→ **SEITENAUSZUG**:
Oppenheimer – oder: How I created the Bomb and started worrying

Ein dreistündiges Biopic über einen Wissenschaftler, in dem hauptsächlich Leute in Räumen miteinander reden und es keinerlei Action gibt, könnte zu einem der erfolgreichsten und spannendsten Filmen des Jahres werden. Oppenheimer hat das Potenzial, Christopher Nolans bestes Werk zu sein.

J. Robert Oppenheimer (Cillian Murphy), der “Vater der Atombombe“ /// Universal Pictures (c)

In seinem ersten Biopic erzählt Christopher Nolan die Geschichte von J. Robert Oppenheimer (Cillian Murphy), dem durchaus ambivalenten „Vater der Atombombe“. Der Wissenschaftler zählt zu den brillantesten Köpfen seiner Zeit, und wird trotz (oder gerade wegen) seiner Affinität zur Ideologie des Kommunismus schlussendlich als Leiter des Manhatten-Projekts von General Leslie Groves (Matt Damon) angeheuert. Ziel des Projekts ist der Bau einer funktionierenden Atombombe, bevor die Nazis eine solche erschaffen können. Trotz Erfolges wird ihm seine Vergangenheit Jahre später während der McCarthy-Ära doch zum Verhängnis.

→ **AUFGELISTETE ZEILEN**:
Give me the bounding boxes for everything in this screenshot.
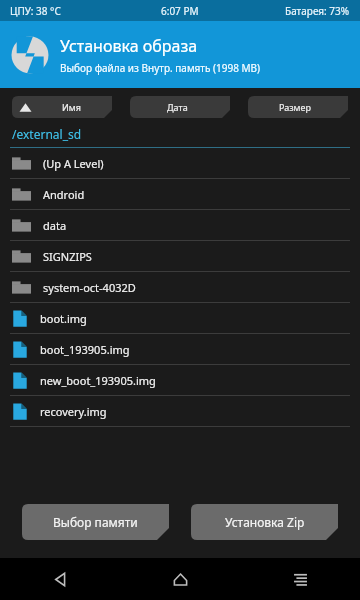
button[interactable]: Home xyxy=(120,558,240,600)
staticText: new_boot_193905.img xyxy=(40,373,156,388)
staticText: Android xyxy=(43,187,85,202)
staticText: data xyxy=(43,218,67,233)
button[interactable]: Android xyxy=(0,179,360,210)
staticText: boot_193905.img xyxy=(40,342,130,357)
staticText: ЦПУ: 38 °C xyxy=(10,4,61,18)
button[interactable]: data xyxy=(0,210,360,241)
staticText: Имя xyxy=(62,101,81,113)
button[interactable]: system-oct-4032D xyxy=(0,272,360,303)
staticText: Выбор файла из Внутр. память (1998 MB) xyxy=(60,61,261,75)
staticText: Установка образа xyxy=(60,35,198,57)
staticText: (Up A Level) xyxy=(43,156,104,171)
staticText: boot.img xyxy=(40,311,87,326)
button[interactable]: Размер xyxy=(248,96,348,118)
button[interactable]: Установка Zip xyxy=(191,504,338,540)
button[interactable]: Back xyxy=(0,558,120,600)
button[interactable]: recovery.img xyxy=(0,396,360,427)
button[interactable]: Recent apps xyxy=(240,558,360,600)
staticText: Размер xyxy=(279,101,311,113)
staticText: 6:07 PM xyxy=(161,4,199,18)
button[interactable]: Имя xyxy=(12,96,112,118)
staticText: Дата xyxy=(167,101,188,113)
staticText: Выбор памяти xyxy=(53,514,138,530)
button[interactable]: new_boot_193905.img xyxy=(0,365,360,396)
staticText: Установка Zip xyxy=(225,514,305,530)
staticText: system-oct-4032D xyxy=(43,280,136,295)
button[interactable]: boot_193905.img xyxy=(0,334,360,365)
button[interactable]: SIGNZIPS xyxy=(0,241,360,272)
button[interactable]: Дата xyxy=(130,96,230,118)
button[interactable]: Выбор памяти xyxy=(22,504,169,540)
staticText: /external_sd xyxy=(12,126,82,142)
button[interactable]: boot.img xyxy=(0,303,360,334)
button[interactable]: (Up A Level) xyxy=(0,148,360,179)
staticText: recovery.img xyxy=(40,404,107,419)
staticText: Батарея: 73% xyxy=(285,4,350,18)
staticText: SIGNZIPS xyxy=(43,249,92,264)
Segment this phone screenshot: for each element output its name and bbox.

...

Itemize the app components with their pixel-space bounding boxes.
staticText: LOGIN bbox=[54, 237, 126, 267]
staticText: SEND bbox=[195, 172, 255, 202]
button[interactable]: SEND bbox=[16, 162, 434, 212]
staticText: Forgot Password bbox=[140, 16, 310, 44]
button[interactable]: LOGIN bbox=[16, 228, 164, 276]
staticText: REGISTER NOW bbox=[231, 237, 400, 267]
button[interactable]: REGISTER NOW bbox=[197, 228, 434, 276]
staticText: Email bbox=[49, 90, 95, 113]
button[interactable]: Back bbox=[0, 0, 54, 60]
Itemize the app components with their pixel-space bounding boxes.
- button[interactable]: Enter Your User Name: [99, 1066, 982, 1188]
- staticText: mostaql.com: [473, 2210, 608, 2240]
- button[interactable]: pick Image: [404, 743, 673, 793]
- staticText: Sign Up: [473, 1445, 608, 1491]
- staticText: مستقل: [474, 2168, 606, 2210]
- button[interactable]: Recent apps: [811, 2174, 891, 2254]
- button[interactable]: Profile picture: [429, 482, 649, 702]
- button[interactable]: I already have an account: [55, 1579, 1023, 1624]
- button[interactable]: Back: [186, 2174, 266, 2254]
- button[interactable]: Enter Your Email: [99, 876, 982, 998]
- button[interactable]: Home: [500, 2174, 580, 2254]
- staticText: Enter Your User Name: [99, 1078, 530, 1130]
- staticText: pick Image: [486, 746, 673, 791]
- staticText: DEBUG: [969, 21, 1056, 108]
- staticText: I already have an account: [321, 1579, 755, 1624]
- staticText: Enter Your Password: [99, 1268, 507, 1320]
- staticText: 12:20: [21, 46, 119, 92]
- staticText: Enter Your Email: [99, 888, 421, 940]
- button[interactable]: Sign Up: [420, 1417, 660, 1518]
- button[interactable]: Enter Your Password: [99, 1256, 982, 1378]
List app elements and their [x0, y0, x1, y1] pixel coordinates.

→ **AUFGABEN UND ÜBUNGEN**:
a - Wer spielt laut der Filmkritik zu Oppenheimer den General Leslie Groves?
b - Gib die Zeilen von der Zeile mit "button[interactable]: Home xyxy=(120,558,240,600)" bis hinunter zur Zeile mit "staticText: Размер xyxy=(279,101,311,113)" unverändert aus, beide Zeilen eingeschlossen.
Die Filmkritik und die Zeilen haben nichts miteinander zu tun, sie kommen aus verschiedenen Quellen.

→ **GEGEBENE ANTWORTEN**:
a - Matt Damon.

b -
button[interactable]: Home xyxy=(120,558,240,600)
staticText: new_boot_193905.img xyxy=(40,373,156,388)
staticText: Android xyxy=(43,187,85,202)
staticText: data xyxy=(43,218,67,233)
button[interactable]: Android xyxy=(0,179,360,210)
staticText: boot_193905.img xyxy=(40,342,130,357)
staticText: ЦПУ: 38 °C xyxy=(10,4,61,18)
button[interactable]: data xyxy=(0,210,360,241)
staticText: Имя xyxy=(62,101,81,113)
button[interactable]: system-oct-4032D xyxy=(0,272,360,303)
staticText: Выбор файла из Внутр. память (1998 MB) xyxy=(60,61,261,75)
staticText: Установка образа xyxy=(60,35,198,57)
staticText: (Up A Level) xyxy=(43,156,104,171)
staticText: boot.img xyxy=(40,311,87,326)
button[interactable]: Размер xyxy=(248,96,348,118)
button[interactable]: Установка Zip xyxy=(191,504,338,540)
button[interactable]: Back xyxy=(0,558,120,600)
button[interactable]: recovery.img xyxy=(0,396,360,427)
button[interactable]: Recent apps xyxy=(240,558,360,600)
staticText: Размер xyxy=(279,101,311,113)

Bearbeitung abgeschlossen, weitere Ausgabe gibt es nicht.